%%

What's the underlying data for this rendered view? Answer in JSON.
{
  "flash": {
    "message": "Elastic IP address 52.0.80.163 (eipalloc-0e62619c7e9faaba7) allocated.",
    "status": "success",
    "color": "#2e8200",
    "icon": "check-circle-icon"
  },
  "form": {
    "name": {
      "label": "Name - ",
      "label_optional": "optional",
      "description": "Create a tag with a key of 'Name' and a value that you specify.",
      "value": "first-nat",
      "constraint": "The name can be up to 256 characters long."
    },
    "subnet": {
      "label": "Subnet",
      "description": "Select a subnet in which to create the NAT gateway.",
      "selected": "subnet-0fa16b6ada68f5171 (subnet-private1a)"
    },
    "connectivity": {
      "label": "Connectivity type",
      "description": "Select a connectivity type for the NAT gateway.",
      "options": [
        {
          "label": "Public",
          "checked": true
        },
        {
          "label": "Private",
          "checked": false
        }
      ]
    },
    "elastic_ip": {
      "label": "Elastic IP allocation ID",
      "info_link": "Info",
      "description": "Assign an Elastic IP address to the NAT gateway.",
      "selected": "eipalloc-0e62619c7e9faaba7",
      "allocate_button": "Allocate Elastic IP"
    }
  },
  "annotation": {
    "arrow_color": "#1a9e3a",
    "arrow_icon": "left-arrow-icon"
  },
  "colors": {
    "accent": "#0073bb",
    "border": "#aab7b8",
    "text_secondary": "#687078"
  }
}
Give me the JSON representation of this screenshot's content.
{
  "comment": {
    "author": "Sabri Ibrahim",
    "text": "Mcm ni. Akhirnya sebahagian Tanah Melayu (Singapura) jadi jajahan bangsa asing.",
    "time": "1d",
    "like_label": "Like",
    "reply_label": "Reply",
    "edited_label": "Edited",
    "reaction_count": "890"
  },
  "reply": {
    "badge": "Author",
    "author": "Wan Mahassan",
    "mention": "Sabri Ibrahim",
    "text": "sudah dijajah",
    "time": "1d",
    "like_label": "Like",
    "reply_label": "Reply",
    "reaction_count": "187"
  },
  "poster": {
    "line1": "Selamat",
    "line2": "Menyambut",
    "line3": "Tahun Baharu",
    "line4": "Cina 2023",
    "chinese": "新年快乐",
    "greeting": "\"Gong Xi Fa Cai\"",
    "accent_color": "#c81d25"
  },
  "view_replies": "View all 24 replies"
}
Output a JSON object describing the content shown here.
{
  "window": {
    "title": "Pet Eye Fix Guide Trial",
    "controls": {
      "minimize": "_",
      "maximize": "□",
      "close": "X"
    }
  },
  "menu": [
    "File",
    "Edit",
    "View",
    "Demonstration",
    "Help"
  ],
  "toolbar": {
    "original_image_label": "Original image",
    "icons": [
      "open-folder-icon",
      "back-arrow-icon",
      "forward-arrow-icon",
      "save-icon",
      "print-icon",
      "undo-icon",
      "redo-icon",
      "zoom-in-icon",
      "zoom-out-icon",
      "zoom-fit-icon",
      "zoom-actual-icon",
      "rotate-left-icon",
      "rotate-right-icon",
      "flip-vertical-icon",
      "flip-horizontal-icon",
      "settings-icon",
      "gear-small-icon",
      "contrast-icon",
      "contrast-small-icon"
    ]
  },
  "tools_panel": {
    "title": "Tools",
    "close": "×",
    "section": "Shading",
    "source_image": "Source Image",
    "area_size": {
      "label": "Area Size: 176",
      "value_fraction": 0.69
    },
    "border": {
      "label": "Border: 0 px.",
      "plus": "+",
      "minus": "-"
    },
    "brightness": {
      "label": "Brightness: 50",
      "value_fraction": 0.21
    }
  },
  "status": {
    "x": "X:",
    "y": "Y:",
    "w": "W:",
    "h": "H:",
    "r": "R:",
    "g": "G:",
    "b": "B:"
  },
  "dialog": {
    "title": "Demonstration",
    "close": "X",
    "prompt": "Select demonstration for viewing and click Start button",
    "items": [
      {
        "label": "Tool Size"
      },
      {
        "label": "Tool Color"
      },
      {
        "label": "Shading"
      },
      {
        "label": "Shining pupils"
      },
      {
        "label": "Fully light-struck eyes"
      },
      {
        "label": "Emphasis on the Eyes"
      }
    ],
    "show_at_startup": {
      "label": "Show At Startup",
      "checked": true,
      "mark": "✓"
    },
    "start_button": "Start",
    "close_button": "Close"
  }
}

%%

• STATED GOAL: Only a number is wanted: how many lines above include "zoom"?

• THE RESPONSE: 4